Below is a listing; reproduce each line of it exactly.

> **Provided records**
###
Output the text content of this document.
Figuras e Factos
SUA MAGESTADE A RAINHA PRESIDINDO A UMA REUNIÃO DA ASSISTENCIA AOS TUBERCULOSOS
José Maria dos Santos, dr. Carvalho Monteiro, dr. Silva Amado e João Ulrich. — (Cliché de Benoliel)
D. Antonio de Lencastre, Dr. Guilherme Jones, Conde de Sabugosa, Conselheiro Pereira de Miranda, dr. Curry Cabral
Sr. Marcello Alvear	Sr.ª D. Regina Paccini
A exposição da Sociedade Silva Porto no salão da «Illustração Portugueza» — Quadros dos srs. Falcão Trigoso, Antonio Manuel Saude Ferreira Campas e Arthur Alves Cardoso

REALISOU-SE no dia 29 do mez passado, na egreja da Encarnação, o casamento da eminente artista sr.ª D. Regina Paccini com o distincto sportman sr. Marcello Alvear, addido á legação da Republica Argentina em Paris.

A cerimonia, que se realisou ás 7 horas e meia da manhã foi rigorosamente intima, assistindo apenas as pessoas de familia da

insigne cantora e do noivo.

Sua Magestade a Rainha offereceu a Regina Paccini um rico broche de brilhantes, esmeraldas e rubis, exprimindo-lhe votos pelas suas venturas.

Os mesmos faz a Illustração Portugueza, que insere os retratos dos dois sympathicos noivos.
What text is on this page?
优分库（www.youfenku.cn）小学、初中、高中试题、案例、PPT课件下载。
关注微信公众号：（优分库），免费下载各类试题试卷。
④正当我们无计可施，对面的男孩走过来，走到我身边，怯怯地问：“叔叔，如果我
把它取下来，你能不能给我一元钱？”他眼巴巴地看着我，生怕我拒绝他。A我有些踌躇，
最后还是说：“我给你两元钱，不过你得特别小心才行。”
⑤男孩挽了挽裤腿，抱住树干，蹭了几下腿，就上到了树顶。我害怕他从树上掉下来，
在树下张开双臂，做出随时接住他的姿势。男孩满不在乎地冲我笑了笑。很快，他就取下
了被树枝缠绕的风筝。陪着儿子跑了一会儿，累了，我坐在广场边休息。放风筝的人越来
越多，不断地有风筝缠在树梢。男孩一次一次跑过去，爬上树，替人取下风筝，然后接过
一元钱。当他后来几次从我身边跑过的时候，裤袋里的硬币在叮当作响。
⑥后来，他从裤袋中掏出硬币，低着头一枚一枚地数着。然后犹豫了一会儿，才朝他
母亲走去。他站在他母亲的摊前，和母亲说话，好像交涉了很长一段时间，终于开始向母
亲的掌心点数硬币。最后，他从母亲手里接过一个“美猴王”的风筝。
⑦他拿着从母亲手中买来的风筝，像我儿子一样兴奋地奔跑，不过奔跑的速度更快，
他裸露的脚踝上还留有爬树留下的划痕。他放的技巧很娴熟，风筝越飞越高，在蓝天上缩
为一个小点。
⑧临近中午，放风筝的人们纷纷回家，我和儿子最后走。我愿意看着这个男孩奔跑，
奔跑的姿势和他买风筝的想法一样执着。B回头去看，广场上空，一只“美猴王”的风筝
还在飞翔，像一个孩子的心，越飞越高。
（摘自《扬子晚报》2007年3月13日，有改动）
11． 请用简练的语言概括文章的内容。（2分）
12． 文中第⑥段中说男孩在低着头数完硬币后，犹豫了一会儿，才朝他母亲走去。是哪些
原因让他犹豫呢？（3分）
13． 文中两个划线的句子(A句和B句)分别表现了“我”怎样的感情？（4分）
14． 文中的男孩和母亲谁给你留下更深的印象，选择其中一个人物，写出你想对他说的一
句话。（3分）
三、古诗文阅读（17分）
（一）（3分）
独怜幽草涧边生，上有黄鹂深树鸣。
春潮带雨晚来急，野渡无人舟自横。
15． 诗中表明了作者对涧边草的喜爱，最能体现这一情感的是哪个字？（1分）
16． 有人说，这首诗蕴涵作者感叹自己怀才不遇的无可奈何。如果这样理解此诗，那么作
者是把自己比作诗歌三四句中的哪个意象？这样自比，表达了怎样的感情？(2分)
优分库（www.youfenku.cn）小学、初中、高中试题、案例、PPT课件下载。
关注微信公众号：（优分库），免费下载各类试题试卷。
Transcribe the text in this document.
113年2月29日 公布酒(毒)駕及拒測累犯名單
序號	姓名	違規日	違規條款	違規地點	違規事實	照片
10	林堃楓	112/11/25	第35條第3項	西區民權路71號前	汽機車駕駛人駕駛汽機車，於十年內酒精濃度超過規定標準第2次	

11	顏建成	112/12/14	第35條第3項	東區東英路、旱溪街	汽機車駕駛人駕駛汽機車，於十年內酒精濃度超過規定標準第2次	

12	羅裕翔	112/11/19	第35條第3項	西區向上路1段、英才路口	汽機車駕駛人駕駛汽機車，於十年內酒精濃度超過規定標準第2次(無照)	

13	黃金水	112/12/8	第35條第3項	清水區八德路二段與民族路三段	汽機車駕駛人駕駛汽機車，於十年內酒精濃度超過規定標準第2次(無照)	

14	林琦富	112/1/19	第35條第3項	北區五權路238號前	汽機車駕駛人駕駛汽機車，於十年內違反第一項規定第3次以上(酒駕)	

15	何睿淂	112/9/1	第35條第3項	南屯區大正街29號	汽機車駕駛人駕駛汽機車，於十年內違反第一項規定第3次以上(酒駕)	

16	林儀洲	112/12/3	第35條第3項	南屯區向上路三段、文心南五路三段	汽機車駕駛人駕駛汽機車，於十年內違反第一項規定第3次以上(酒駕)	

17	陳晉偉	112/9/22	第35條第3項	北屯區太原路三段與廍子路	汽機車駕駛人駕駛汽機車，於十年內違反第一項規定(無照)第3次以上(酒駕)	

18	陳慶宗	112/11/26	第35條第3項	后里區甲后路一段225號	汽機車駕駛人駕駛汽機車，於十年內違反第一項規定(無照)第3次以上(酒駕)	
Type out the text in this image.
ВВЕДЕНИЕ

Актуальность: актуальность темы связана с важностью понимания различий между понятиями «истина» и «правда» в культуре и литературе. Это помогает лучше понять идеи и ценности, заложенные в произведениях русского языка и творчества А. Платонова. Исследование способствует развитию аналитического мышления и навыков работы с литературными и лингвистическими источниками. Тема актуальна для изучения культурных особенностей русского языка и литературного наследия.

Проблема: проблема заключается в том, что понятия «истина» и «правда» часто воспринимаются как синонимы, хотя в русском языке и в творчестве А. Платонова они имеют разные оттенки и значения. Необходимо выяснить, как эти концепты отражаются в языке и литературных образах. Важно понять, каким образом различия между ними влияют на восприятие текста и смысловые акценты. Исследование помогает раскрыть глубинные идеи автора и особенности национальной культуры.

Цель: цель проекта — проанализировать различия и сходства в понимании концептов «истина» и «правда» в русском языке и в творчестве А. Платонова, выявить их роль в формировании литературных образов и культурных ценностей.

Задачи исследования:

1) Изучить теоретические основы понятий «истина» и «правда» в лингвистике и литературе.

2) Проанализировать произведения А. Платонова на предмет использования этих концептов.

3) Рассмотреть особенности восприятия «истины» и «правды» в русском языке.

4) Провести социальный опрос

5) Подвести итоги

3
###
> **Problem solution**
Output the text content of this document.
Figuras e Factos
SUA MAGESTADE A RAINHA PRESIDINDO A UMA REUNIÃO DA ASSISTENCIA AOS TUBERCULOSOS
José Maria dos Santos, dr. Carvalho Monteiro, dr. Silva Amado e João Ulrich. — (Cliché de Benoliel)
D. Antonio de Lencastre, Dr. Guilherme Jones, Conde de Sabugosa, Conselheiro Pereira de Miranda, dr. Curry Cabral
Sr. Marcello Alvear	Sr.ª D. Regina Paccini
A exposição da Sociedade Silva Porto no salão da «Illustração Portugueza» — Quadros dos srs. Falcão Trigoso, Antonio Manuel Saude Ferreira Campas e Arthur Alves Cardoso

REALISOU-SE no dia 29 do mez passado, na egreja da Encarnação, o casamento da eminente artista sr.ª D. Regina Paccini com o distincto sportman sr. Marcello Alvear, addido á legação da Republica Argentina em Paris.

A cerimonia, que se realisou ás 7 horas e meia da manhã foi rigorosamente intima, assistindo apenas as pessoas de familia da

insigne cantora e do noivo.

Sua Magestade a Rainha offereceu a Regina Paccini um rico broche de brilhantes, esmeraldas e rubis, exprimindo-lhe votos pelas suas venturas.

Os mesmos faz a Illustração Portugueza, que insere os retratos dos dois sympathicos noivos.
What text is on this page?
优分库（www.youfenku.cn）小学、初中、高中试题、案例、PPT课件下载。
关注微信公众号：（优分库），免费下载各类试题试卷。
④正当我们无计可施，对面的男孩走过来，走到我身边，怯怯地问：“叔叔，如果我
把它取下来，你能不能给我一元钱？”他眼巴巴地看着我，生怕我拒绝他。A我有些踌躇，
最后还是说：“我给你两元钱，不过你得特别小心才行。”
⑤男孩挽了挽裤腿，抱住树干，蹭了几下腿，就上到了树顶。我害怕他从树上掉下来，
在树下张开双臂，做出随时接住他的姿势。男孩满不在乎地冲我笑了笑。很快，他就取下
了被树枝缠绕的风筝。陪着儿子跑了一会儿，累了，我坐在广场边休息。放风筝的人越来
越多，不断地有风筝缠在树梢。男孩一次一次跑过去，爬上树，替人取下风筝，然后接过
一元钱。当他后来几次从我身边跑过的时候，裤袋里的硬币在叮当作响。
⑥后来，他从裤袋中掏出硬币，低着头一枚一枚地数着。然后犹豫了一会儿，才朝他
母亲走去。他站在他母亲的摊前，和母亲说话，好像交涉了很长一段时间，终于开始向母
亲的掌心点数硬币。最后，他从母亲手里接过一个“美猴王”的风筝。
⑦他拿着从母亲手中买来的风筝，像我儿子一样兴奋地奔跑，不过奔跑的速度更快，
他裸露的脚踝上还留有爬树留下的划痕。他放的技巧很娴熟，风筝越飞越高，在蓝天上缩
为一个小点。
⑧临近中午，放风筝的人们纷纷回家，我和儿子最后走。我愿意看着这个男孩奔跑，
奔跑的姿势和他买风筝的想法一样执着。B回头去看，广场上空，一只“美猴王”的风筝
还在飞翔，像一个孩子的心，越飞越高。
（摘自《扬子晚报》2007年3月13日，有改动）
11． 请用简练的语言概括文章的内容。（2分）
12． 文中第⑥段中说男孩在低着头数完硬币后，犹豫了一会儿，才朝他母亲走去。是哪些
原因让他犹豫呢？（3分）
13． 文中两个划线的句子(A句和B句)分别表现了“我”怎样的感情？（4分）
14． 文中的男孩和母亲谁给你留下更深的印象，选择其中一个人物，写出你想对他说的一
句话。（3分）
三、古诗文阅读（17分）
（一）（3分）
独怜幽草涧边生，上有黄鹂深树鸣。
春潮带雨晚来急，野渡无人舟自横。
15． 诗中表明了作者对涧边草的喜爱，最能体现这一情感的是哪个字？（1分）
16． 有人说，这首诗蕴涵作者感叹自己怀才不遇的无可奈何。如果这样理解此诗，那么作
者是把自己比作诗歌三四句中的哪个意象？这样自比，表达了怎样的感情？(2分)
优分库（www.youfenku.cn）小学、初中、高中试题、案例、PPT课件下载。
关注微信公众号：（优分库），免费下载各类试题试卷。
Transcribe the text in this document.
113年2月29日 公布酒(毒)駕及拒測累犯名單
序號	姓名	違規日	違規條款	違規地點	違規事實	照片
10	林堃楓	112/11/25	第35條第3項	西區民權路71號前	汽機車駕駛人駕駛汽機車，於十年內酒精濃度超過規定標準第2次	

11	顏建成	112/12/14	第35條第3項	東區東英路、旱溪街	汽機車駕駛人駕駛汽機車，於十年內酒精濃度超過規定標準第2次	

12	羅裕翔	112/11/19	第35條第3項	西區向上路1段、英才路口	汽機車駕駛人駕駛汽機車，於十年內酒精濃度超過規定標準第2次(無照)	

13	黃金水	112/12/8	第35條第3項	清水區八德路二段與民族路三段	汽機車駕駛人駕駛汽機車，於十年內酒精濃度超過規定標準第2次(無照)	

14	林琦富	112/1/19	第35條第3項	北區五權路238號前	汽機車駕駛人駕駛汽機車，於十年內違反第一項規定第3次以上(酒駕)	

15	何睿淂	112/9/1	第35條第3項	南屯區大正街29號	汽機車駕駛人駕駛汽機車，於十年內違反第一項規定第3次以上(酒駕)	

16	林儀洲	112/12/3	第35條第3項	南屯區向上路三段、文心南五路三段	汽機車駕駛人駕駛汽機車，於十年內違反第一項規定第3次以上(酒駕)	

17	陳晉偉	112/9/22	第35條第3項	北屯區太原路三段與廍子路	汽機車駕駛人駕駛汽機車，於十年內違反第一項規定(無照)第3次以上(酒駕)	

18	陳慶宗	112/11/26	第35條第3項	后里區甲后路一段225號	汽機車駕駛人駕駛汽機車，於十年內違反第一項規定(無照)第3次以上(酒駕)	
Type out the text in this image.
ВВЕДЕНИЕ

Актуальность: актуальность темы связана с важностью понимания различий между понятиями «истина» и «правда» в культуре и литературе. Это помогает лучше понять идеи и ценности, заложенные в произведениях русского языка и творчества А. Платонова. Исследование способствует развитию аналитического мышления и навыков работы с литературными и лингвистическими источниками. Тема актуальна для изучения культурных особенностей русского языка и литературного наследия.

Проблема: проблема заключается в том, что понятия «истина» и «правда» часто воспринимаются как синонимы, хотя в русском языке и в творчестве А. Платонова они имеют разные оттенки и значения. Необходимо выяснить, как эти концепты отражаются в языке и литературных образах. Важно понять, каким образом различия между ними влияют на восприятие текста и смысловые акценты. Исследование помогает раскрыть глубинные идеи автора и особенности национальной культуры.

Цель: цель проекта — проанализировать различия и сходства в понимании концептов «истина» и «правда» в русском языке и в творчестве А. Платонова, выявить их роль в формировании литературных образов и культурных ценностей.

Задачи исследования:

1) Изучить теоретические основы понятий «истина» и «правда» в лингвистике и литературе.

2) Проанализировать произведения А. Платонова на предмет использования этих концептов.

3) Рассмотреть особенности восприятия «истины» и «правды» в русском языке.

4) Провести социальный опрос

5) Подвести итоги

3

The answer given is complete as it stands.